• **Written task**
Quote the records beneath, complete and exact. Leave out images.
[start of Record set]
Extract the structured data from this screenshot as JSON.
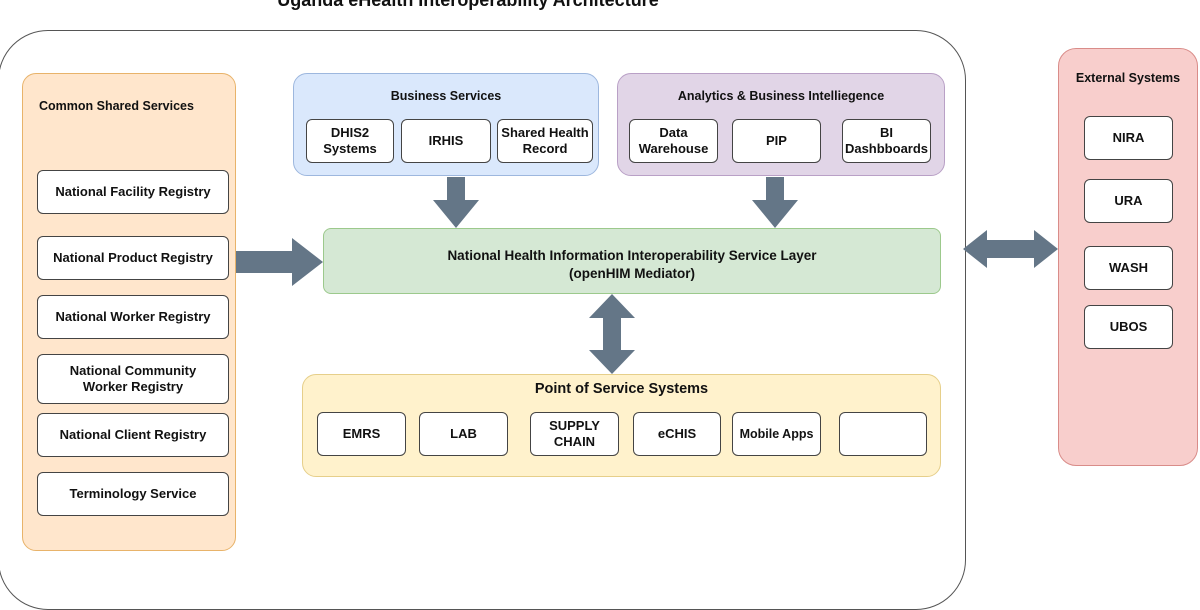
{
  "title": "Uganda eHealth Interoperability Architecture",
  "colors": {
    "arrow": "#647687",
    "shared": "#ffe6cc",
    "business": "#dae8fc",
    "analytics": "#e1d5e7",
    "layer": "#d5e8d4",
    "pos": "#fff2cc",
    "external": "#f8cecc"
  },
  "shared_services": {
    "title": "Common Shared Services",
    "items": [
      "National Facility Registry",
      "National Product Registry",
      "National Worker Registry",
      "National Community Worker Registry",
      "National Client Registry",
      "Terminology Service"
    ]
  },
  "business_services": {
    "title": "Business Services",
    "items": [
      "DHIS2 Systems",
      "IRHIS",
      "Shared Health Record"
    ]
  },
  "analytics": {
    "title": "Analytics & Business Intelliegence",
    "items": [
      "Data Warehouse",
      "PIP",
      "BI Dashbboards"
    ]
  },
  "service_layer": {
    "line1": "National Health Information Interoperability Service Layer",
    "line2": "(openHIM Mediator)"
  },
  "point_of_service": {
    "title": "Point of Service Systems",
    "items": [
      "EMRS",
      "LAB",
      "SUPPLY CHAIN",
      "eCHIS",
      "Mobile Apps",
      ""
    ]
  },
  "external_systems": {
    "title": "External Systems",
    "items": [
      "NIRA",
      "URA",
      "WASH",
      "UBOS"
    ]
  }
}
[end of Record set]
• **Answer to the exercise**
Extract the structured data from this screenshot as JSON.
{
  "title": "Uganda eHealth Interoperability Architecture",
  "colors": {
    "arrow": "#647687",
    "shared": "#ffe6cc",
    "business": "#dae8fc",
    "analytics": "#e1d5e7",
    "layer": "#d5e8d4",
    "pos": "#fff2cc",
    "external": "#f8cecc"
  },
  "shared_services": {
    "title": "Common Shared Services",
    "items": [
      "National Facility Registry",
      "National Product Registry",
      "National Worker Registry",
      "National Community Worker Registry",
      "National Client Registry",
      "Terminology Service"
    ]
  },
  "business_services": {
    "title": "Business Services",
    "items": [
      "DHIS2 Systems",
      "IRHIS",
      "Shared Health Record"
    ]
  },
  "analytics": {
    "title": "Analytics & Business Intelliegence",
    "items": [
      "Data Warehouse",
      "PIP",
      "BI Dashbboards"
    ]
  },
  "service_layer": {
    "line1": "National Health Information Interoperability Service Layer",
    "line2": "(openHIM Mediator)"
  },
  "point_of_service": {
    "title": "Point of Service Systems",
    "items": [
      "EMRS",
      "LAB",
      "SUPPLY CHAIN",
      "eCHIS",
      "Mobile Apps",
      ""
    ]
  },
  "external_systems": {
    "title": "External Systems",
    "items": [
      "NIRA",
      "URA",
      "WASH",
      "UBOS"
    ]
  }
}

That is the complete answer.